*Stated task*. Take the data that follows and retype it word for word.
________
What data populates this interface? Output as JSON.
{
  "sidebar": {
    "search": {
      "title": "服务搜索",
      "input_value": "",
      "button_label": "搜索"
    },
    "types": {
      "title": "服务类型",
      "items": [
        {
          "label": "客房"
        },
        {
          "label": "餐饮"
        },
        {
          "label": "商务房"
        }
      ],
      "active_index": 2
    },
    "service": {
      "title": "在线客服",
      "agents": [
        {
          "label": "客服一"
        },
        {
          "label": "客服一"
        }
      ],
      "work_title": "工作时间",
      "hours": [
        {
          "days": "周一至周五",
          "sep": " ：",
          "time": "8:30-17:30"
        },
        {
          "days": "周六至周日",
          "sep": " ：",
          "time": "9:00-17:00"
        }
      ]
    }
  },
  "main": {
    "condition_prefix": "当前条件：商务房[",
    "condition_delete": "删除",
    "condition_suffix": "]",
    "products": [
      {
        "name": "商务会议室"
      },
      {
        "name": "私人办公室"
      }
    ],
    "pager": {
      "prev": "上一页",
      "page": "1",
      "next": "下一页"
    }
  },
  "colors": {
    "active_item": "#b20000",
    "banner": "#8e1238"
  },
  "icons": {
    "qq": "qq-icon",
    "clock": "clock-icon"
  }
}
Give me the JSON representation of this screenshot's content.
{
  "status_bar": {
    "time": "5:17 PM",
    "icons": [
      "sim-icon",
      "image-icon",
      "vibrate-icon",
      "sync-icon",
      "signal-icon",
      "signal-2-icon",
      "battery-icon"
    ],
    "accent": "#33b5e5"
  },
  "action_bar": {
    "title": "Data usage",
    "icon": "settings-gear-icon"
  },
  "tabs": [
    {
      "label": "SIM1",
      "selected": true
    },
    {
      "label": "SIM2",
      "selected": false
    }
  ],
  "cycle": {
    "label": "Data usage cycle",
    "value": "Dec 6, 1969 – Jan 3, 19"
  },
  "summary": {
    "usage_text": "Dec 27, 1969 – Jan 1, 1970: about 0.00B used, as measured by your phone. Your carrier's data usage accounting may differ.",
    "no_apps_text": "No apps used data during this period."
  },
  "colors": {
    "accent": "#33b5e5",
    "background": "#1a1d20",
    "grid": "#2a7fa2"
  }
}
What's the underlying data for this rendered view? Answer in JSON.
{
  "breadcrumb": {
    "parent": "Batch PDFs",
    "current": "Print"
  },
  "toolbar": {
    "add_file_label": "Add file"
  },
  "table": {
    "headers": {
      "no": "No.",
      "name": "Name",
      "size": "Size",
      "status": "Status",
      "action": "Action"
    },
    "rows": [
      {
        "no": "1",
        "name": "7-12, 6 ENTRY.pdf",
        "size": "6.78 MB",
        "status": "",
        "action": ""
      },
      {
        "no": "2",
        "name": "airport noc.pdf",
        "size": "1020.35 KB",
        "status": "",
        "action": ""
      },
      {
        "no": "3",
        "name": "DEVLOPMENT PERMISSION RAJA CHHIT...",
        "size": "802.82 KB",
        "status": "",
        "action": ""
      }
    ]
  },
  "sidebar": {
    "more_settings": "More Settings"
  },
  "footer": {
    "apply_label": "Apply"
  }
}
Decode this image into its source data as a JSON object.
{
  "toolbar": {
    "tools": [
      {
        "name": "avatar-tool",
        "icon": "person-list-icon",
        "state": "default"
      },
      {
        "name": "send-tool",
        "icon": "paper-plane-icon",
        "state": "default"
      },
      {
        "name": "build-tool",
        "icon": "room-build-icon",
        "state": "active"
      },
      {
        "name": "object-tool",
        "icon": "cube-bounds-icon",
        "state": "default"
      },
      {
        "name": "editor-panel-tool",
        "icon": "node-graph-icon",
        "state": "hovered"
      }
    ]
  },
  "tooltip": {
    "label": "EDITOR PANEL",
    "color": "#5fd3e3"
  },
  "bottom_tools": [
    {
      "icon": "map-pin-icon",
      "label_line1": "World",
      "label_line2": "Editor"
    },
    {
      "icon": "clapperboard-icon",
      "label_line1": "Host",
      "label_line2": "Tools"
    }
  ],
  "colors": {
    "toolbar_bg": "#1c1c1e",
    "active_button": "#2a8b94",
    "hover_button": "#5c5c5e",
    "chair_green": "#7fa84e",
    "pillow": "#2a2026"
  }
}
________
*Solution to the problem*.
What data populates this interface? Output as JSON.
{
  "sidebar": {
    "search": {
      "title": "服务搜索",
      "input_value": "",
      "button_label": "搜索"
    },
    "types": {
      "title": "服务类型",
      "items": [
        {
          "label": "客房"
        },
        {
          "label": "餐饮"
        },
        {
          "label": "商务房"
        }
      ],
      "active_index": 2
    },
    "service": {
      "title": "在线客服",
      "agents": [
        {
          "label": "客服一"
        },
        {
          "label": "客服一"
        }
      ],
      "work_title": "工作时间",
      "hours": [
        {
          "days": "周一至周五",
          "sep": " ：",
          "time": "8:30-17:30"
        },
        {
          "days": "周六至周日",
          "sep": " ：",
          "time": "9:00-17:00"
        }
      ]
    }
  },
  "main": {
    "condition_prefix": "当前条件：商务房[",
    "condition_delete": "删除",
    "condition_suffix": "]",
    "products": [
      {
        "name": "商务会议室"
      },
      {
        "name": "私人办公室"
      }
    ],
    "pager": {
      "prev": "上一页",
      "page": "1",
      "next": "下一页"
    }
  },
  "colors": {
    "active_item": "#b20000",
    "banner": "#8e1238"
  },
  "icons": {
    "qq": "qq-icon",
    "clock": "clock-icon"
  }
}
Give me the JSON representation of this screenshot's content.
{
  "status_bar": {
    "time": "5:17 PM",
    "icons": [
      "sim-icon",
      "image-icon",
      "vibrate-icon",
      "sync-icon",
      "signal-icon",
      "signal-2-icon",
      "battery-icon"
    ],
    "accent": "#33b5e5"
  },
  "action_bar": {
    "title": "Data usage",
    "icon": "settings-gear-icon"
  },
  "tabs": [
    {
      "label": "SIM1",
      "selected": true
    },
    {
      "label": "SIM2",
      "selected": false
    }
  ],
  "cycle": {
    "label": "Data usage cycle",
    "value": "Dec 6, 1969 – Jan 3, 19"
  },
  "summary": {
    "usage_text": "Dec 27, 1969 – Jan 1, 1970: about 0.00B used, as measured by your phone. Your carrier's data usage accounting may differ.",
    "no_apps_text": "No apps used data during this period."
  },
  "colors": {
    "accent": "#33b5e5",
    "background": "#1a1d20",
    "grid": "#2a7fa2"
  }
}
What's the underlying data for this rendered view? Answer in JSON.
{
  "breadcrumb": {
    "parent": "Batch PDFs",
    "current": "Print"
  },
  "toolbar": {
    "add_file_label": "Add file"
  },
  "table": {
    "headers": {
      "no": "No.",
      "name": "Name",
      "size": "Size",
      "status": "Status",
      "action": "Action"
    },
    "rows": [
      {
        "no": "1",
        "name": "7-12, 6 ENTRY.pdf",
        "size": "6.78 MB",
        "status": "",
        "action": ""
      },
      {
        "no": "2",
        "name": "airport noc.pdf",
        "size": "1020.35 KB",
        "status": "",
        "action": ""
      },
      {
        "no": "3",
        "name": "DEVLOPMENT PERMISSION RAJA CHHIT...",
        "size": "802.82 KB",
        "status": "",
        "action": ""
      }
    ]
  },
  "sidebar": {
    "more_settings": "More Settings"
  },
  "footer": {
    "apply_label": "Apply"
  }
}
Decode this image into its source data as a JSON object.
{
  "toolbar": {
    "tools": [
      {
        "name": "avatar-tool",
        "icon": "person-list-icon",
        "state": "default"
      },
      {
        "name": "send-tool",
        "icon": "paper-plane-icon",
        "state": "default"
      },
      {
        "name": "build-tool",
        "icon": "room-build-icon",
        "state": "active"
      },
      {
        "name": "object-tool",
        "icon": "cube-bounds-icon",
        "state": "default"
      },
      {
        "name": "editor-panel-tool",
        "icon": "node-graph-icon",
        "state": "hovered"
      }
    ]
  },
  "tooltip": {
    "label": "EDITOR PANEL",
    "color": "#5fd3e3"
  },
  "bottom_tools": [
    {
      "icon": "map-pin-icon",
      "label_line1": "World",
      "label_line2": "Editor"
    },
    {
      "icon": "clapperboard-icon",
      "label_line1": "Host",
      "label_line2": "Tools"
    }
  ],
  "colors": {
    "toolbar_bg": "#1c1c1e",
    "active_button": "#2a8b94",
    "hover_button": "#5c5c5e",
    "chair_green": "#7fa84e",
    "pillow": "#2a2026"
  }
}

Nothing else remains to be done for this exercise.